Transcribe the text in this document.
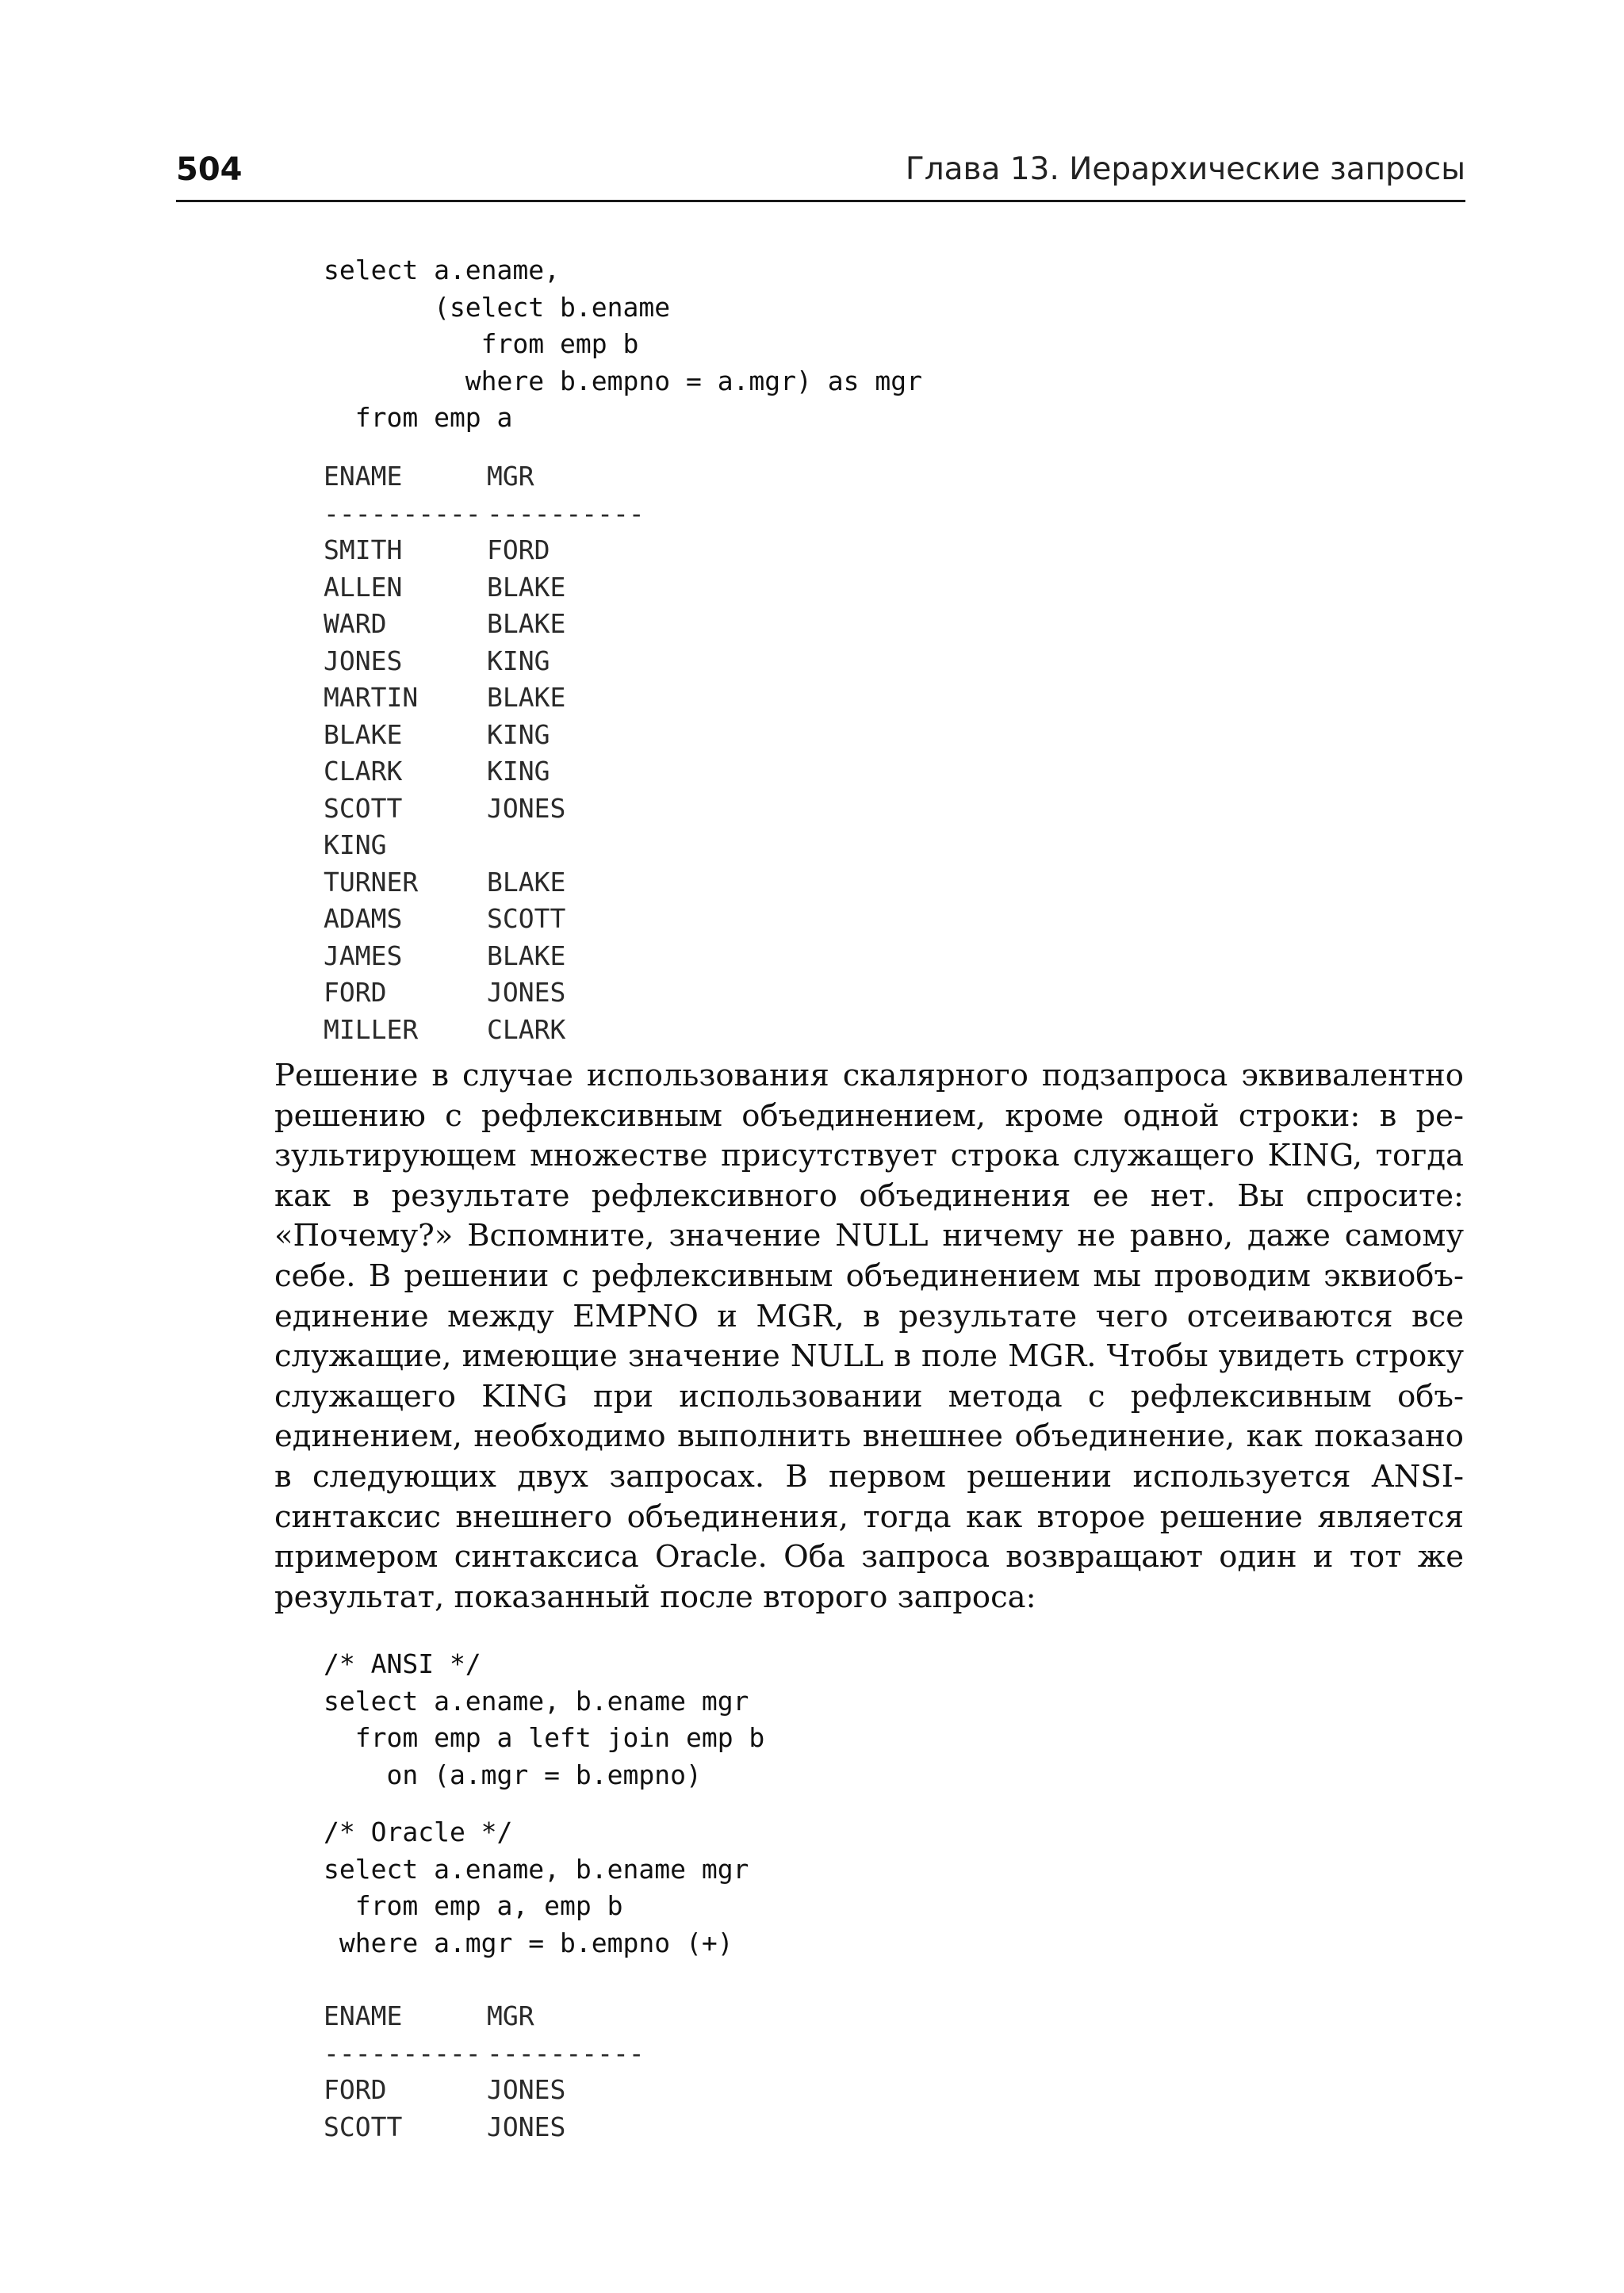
504	Глава 13. Иерархические запросы
select a.ename,
(select b.ename
from emp b
where b.empno = a.mgr) as mgr
from emp a
ENAME	MGR
---------- ----------
SMITH	FORD
ALLEN	BLAKE
WARD	BLAKE
JONES	KING
MARTIN	BLAKE
BLAKE	KING
CLARK	KING
SCOTT	JONES
KING
TURNER	BLAKE
ADAMS	SCOTT
JAMES	BLAKE
FORD	JONES
MILLER	CLARK

Решение в случае использования скалярного подзапроса эквивалентно решению с рефлексивным объединением, кроме одной строки: в результирующем множестве присутствует строка служащего KING, тогда как в результате рефлексивного объединения ее нет. Вы спросите: «Почему?» Вспомните, значение NULL ничему не равно, даже самому себе. В решении с рефлексивным объединением мы проводим эквиобъединение между EMPNO и MGR, в результате чего отсеиваются все служащие, имеющие значение NULL в поле MGR. Чтобы увидеть строку служащего KING при использовании метода с рефлексивным объединением, необходимо выполнить внешнее объединение, как показано в следующих двух запросах. В первом решении используется ANSI-синтаксис внешнего объединения, тогда как второе решение является примером синтаксиса Oracle. Оба запроса возвращают один и тот же результат, показанный после второго запроса:

/* ANSI */
select a.ename, b.ename mgr
from emp a left join emp b
on (a.mgr = b.empno)
/* Oracle */
select a.ename, b.ename mgr
from emp a, emp b
where a.mgr = b.empno (+)
ENAME	MGR
---------- ----------
FORD	JONES
SCOTT	JONES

..........

TASK STATEMENT ::
Reproduce the material above verbatim; omit every picture.

SOLUTION FOR THIS PROBLEM ::
Transcribe the text in this document.
504	Глава 13. Иерархические запросы
select a.ename,
(select b.ename
from emp b
where b.empno = a.mgr) as mgr
from emp a
ENAME	MGR
---------- ----------
SMITH	FORD
ALLEN	BLAKE
WARD	BLAKE
JONES	KING
MARTIN	BLAKE
BLAKE	KING
CLARK	KING
SCOTT	JONES
KING
TURNER	BLAKE
ADAMS	SCOTT
JAMES	BLAKE
FORD	JONES
MILLER	CLARK

Решение в случае использования скалярного подзапроса эквивалентно решению с рефлексивным объединением, кроме одной строки: в результирующем множестве присутствует строка служащего KING, тогда как в результате рефлексивного объединения ее нет. Вы спросите: «Почему?» Вспомните, значение NULL ничему не равно, даже самому себе. В решении с рефлексивным объединением мы проводим эквиобъединение между EMPNO и MGR, в результате чего отсеиваются все служащие, имеющие значение NULL в поле MGR. Чтобы увидеть строку служащего KING при использовании метода с рефлексивным объединением, необходимо выполнить внешнее объединение, как показано в следующих двух запросах. В первом решении используется ANSI-синтаксис внешнего объединения, тогда как второе решение является примером синтаксиса Oracle. Оба запроса возвращают один и тот же результат, показанный после второго запроса:

/* ANSI */
select a.ename, b.ename mgr
from emp a left join emp b
on (a.mgr = b.empno)
/* Oracle */
select a.ename, b.ename mgr
from emp a, emp b
where a.mgr = b.empno (+)
ENAME	MGR
---------- ----------
FORD	JONES
SCOTT	JONES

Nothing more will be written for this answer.